##### Available data

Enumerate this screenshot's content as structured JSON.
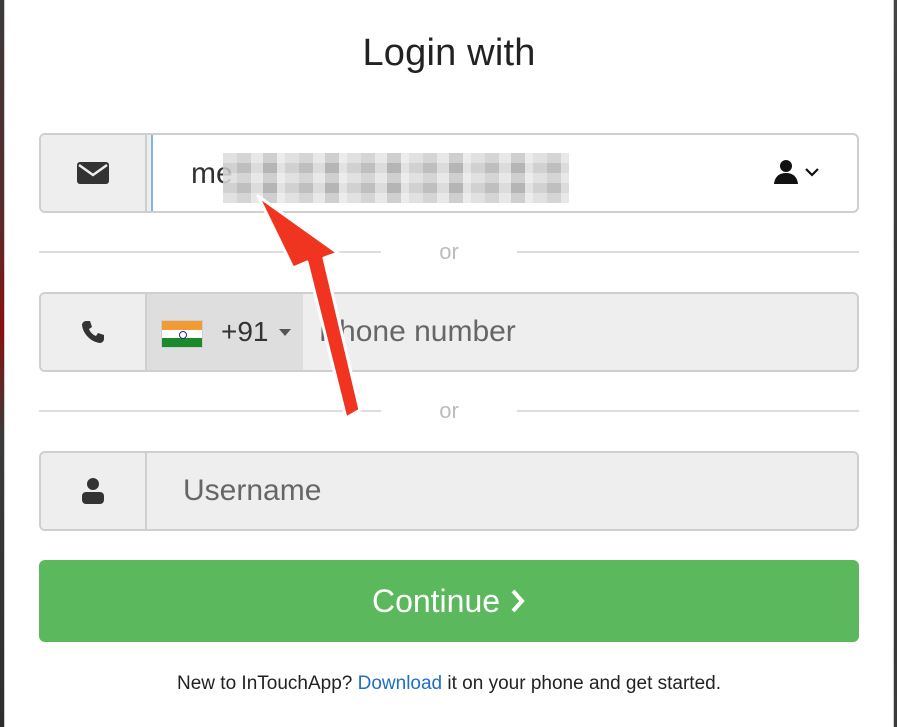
{
  "title": "Login with",
  "email": {
    "visible_value": "me",
    "icon": "envelope-icon",
    "contact_picker_icon": "person-chevron-icon"
  },
  "separators": [
    "or",
    "or"
  ],
  "phone": {
    "icon": "phone-icon",
    "country_code": "+91",
    "flag": "india-flag-icon",
    "placeholder": "Phone number"
  },
  "username": {
    "icon": "user-icon",
    "placeholder": "Username"
  },
  "continue_button": {
    "label": "Continue",
    "icon": "chevron-right-icon",
    "color": "#5cb85c"
  },
  "footer": {
    "prefix": "New to InTouchApp?",
    "link": "Download",
    "suffix": "it on your phone and get started."
  },
  "colors": {
    "focus_border": "#7fb6e6",
    "arrow": "#f0341f",
    "link": "#1f6fc5"
  }
}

##########

All of the entries need to be transcribed word for word; pictures are left out.

*Full output*
Enumerate this screenshot's content as structured JSON.
{
  "title": "Login with",
  "email": {
    "visible_value": "me",
    "icon": "envelope-icon",
    "contact_picker_icon": "person-chevron-icon"
  },
  "separators": [
    "or",
    "or"
  ],
  "phone": {
    "icon": "phone-icon",
    "country_code": "+91",
    "flag": "india-flag-icon",
    "placeholder": "Phone number"
  },
  "username": {
    "icon": "user-icon",
    "placeholder": "Username"
  },
  "continue_button": {
    "label": "Continue",
    "icon": "chevron-right-icon",
    "color": "#5cb85c"
  },
  "footer": {
    "prefix": "New to InTouchApp?",
    "link": "Download",
    "suffix": "it on your phone and get started."
  },
  "colors": {
    "focus_border": "#7fb6e6",
    "arrow": "#f0341f",
    "link": "#1f6fc5"
  }
}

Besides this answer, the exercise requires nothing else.